• Instruction
Filter the records below and copy every line containing the word "Information".

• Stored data
*****

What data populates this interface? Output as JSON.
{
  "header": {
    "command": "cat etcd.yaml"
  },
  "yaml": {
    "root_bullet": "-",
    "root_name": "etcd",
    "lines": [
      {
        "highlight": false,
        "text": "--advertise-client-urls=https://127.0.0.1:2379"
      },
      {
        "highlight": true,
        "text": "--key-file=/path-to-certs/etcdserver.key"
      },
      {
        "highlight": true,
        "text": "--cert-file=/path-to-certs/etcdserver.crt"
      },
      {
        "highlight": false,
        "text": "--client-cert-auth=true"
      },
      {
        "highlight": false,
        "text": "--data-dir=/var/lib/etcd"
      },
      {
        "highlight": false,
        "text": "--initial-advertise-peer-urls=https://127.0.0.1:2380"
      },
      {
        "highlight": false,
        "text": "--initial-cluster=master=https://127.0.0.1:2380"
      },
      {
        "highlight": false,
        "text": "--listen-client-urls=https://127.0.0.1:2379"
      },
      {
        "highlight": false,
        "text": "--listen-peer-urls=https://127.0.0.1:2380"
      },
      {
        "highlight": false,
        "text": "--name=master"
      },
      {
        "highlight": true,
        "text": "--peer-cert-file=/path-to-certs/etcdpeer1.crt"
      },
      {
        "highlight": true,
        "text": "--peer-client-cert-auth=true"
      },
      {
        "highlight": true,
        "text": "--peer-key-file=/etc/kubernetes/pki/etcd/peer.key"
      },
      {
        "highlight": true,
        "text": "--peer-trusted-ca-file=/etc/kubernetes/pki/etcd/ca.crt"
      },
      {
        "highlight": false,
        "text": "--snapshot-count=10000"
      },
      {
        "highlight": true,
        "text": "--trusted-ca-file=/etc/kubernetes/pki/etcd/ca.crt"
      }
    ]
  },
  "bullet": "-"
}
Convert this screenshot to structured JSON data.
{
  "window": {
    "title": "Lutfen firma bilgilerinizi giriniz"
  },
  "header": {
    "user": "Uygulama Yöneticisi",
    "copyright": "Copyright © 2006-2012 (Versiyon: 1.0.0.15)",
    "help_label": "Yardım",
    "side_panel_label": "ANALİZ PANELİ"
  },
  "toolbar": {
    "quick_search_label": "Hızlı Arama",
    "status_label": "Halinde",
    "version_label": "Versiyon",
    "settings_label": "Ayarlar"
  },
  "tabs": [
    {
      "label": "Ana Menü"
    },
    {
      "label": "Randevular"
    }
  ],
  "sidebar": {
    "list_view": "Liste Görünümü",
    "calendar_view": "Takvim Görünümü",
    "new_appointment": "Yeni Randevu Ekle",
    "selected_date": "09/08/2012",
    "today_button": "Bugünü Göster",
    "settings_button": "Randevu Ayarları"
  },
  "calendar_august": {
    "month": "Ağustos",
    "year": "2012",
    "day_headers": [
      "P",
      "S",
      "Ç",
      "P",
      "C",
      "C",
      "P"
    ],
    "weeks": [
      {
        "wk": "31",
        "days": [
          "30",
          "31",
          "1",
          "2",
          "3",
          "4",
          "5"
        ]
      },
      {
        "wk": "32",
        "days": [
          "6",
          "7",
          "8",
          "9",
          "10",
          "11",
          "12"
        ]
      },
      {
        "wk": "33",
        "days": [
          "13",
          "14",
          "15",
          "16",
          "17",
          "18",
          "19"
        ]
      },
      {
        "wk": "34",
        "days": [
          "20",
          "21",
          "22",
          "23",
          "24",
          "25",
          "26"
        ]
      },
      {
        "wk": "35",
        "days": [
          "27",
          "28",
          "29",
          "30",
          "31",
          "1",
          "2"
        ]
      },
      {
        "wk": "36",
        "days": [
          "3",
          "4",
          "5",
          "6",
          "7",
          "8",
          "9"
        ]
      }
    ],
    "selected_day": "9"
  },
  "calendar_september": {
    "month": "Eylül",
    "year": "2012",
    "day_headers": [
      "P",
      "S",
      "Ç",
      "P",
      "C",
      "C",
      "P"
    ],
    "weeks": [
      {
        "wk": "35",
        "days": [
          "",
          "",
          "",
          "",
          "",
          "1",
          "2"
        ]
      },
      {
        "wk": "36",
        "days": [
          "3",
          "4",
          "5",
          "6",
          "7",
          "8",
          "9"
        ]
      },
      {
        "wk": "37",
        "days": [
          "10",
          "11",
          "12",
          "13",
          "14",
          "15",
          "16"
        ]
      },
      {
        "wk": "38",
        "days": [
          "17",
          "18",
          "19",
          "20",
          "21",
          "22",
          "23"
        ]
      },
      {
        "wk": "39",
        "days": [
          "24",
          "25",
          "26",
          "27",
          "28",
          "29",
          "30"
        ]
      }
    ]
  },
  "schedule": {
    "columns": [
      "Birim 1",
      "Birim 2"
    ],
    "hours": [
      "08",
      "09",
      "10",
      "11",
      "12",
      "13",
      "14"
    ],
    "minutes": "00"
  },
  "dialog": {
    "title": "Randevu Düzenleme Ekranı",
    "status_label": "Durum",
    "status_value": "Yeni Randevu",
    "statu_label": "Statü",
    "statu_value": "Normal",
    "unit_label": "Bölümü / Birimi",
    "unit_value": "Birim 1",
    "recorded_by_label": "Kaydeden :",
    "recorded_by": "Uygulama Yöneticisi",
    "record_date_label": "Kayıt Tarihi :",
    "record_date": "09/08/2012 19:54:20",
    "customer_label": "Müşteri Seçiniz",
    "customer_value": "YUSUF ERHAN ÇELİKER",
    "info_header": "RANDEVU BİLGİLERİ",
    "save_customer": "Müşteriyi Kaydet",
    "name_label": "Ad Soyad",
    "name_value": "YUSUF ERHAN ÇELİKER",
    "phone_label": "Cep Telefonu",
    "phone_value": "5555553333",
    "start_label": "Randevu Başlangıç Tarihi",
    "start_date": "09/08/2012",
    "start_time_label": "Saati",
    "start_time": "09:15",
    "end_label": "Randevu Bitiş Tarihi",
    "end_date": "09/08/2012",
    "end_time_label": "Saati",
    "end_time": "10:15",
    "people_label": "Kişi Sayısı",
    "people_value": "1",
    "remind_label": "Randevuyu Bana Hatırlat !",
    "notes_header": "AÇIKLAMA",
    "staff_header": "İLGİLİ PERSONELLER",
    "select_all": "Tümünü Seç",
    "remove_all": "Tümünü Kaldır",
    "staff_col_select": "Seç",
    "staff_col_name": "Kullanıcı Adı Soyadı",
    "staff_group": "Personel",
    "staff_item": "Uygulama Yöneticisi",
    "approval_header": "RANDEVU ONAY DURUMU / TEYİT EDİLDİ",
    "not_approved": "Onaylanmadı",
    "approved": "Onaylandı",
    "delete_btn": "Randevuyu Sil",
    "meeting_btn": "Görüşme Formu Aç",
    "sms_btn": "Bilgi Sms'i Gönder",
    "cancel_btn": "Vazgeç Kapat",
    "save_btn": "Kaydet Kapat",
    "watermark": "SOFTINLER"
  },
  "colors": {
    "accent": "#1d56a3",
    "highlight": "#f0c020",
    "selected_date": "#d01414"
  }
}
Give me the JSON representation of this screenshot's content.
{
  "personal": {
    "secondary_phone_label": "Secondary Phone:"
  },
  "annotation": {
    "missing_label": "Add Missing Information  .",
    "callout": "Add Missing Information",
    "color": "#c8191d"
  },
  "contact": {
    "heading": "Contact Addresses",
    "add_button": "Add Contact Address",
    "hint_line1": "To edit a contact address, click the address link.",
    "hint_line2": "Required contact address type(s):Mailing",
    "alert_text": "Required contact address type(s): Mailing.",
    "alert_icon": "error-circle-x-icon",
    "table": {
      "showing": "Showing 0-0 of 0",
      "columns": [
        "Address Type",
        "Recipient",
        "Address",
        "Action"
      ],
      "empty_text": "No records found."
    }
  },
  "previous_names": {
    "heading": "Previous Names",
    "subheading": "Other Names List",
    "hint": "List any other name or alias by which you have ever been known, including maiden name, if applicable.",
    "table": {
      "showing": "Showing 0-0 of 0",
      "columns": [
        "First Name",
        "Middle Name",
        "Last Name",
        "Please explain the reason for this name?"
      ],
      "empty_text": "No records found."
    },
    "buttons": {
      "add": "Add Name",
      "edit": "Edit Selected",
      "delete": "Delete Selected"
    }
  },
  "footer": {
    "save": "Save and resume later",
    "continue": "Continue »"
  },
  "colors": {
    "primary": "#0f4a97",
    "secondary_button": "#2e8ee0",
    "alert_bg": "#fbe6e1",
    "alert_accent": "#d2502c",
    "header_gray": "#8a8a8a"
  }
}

*****

• Exercise solution
    "missing_label": "Add Missing Information  .",
    "callout": "Add Missing Information",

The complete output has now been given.